# Task details
Report how many lines contain "SEKITAR". Give the number and nothing else.

# Given information
........
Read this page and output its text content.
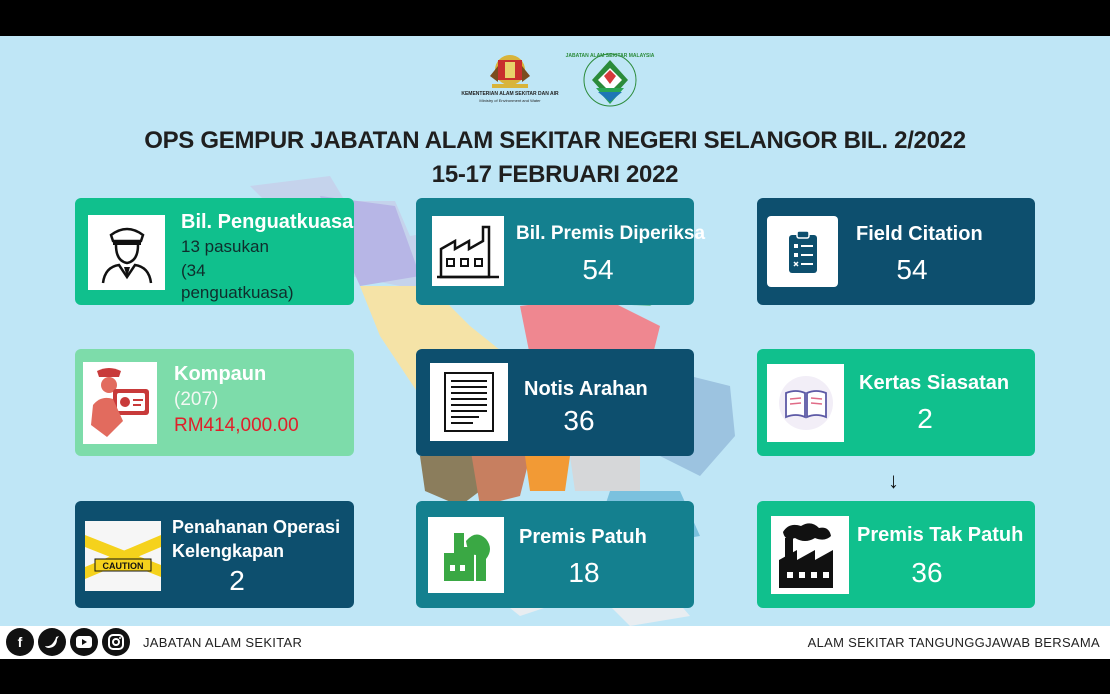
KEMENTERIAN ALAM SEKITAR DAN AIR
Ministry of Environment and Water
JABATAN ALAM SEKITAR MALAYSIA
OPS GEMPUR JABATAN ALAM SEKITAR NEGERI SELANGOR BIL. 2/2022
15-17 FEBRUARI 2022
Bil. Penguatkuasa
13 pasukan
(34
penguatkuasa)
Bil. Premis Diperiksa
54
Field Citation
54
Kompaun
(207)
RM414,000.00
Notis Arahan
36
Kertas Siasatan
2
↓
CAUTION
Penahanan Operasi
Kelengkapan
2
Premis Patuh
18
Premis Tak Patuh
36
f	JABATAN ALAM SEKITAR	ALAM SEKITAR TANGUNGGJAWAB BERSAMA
........
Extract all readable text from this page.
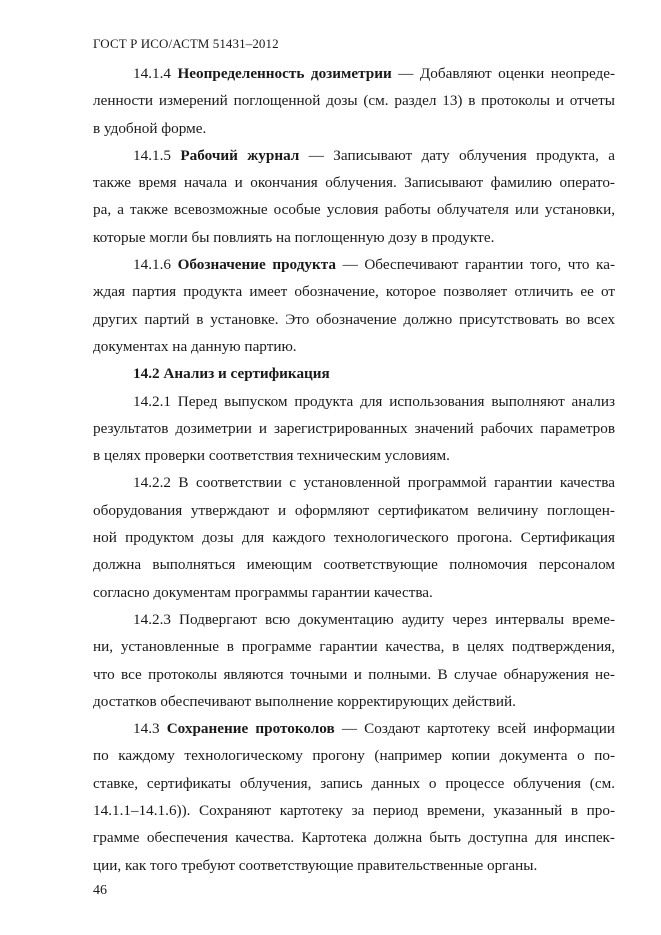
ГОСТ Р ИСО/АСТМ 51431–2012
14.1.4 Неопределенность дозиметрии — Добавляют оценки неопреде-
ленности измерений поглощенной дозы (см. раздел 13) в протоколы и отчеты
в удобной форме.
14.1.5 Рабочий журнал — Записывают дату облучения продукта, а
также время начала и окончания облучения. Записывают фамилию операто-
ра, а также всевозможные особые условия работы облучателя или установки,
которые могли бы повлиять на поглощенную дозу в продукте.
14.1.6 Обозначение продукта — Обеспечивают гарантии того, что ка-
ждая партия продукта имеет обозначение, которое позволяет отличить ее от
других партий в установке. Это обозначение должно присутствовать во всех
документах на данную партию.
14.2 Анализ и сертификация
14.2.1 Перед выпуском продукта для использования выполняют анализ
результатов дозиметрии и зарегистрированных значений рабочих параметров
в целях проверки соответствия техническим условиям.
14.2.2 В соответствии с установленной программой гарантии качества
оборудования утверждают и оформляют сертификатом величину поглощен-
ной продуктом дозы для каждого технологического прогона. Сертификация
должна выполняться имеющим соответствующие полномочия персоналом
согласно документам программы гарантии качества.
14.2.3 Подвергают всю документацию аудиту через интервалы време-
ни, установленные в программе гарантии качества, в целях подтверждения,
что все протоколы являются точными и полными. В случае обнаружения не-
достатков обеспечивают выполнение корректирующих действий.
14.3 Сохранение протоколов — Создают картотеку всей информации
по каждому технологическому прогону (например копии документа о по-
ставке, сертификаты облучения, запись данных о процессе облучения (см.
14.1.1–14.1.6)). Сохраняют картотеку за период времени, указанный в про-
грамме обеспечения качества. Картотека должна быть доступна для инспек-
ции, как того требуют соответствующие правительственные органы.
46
........
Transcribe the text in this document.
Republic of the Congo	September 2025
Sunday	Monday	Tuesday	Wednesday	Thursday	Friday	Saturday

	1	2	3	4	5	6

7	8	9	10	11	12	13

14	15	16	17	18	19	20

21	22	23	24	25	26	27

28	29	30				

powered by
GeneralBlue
........
# Reply to the exercise
4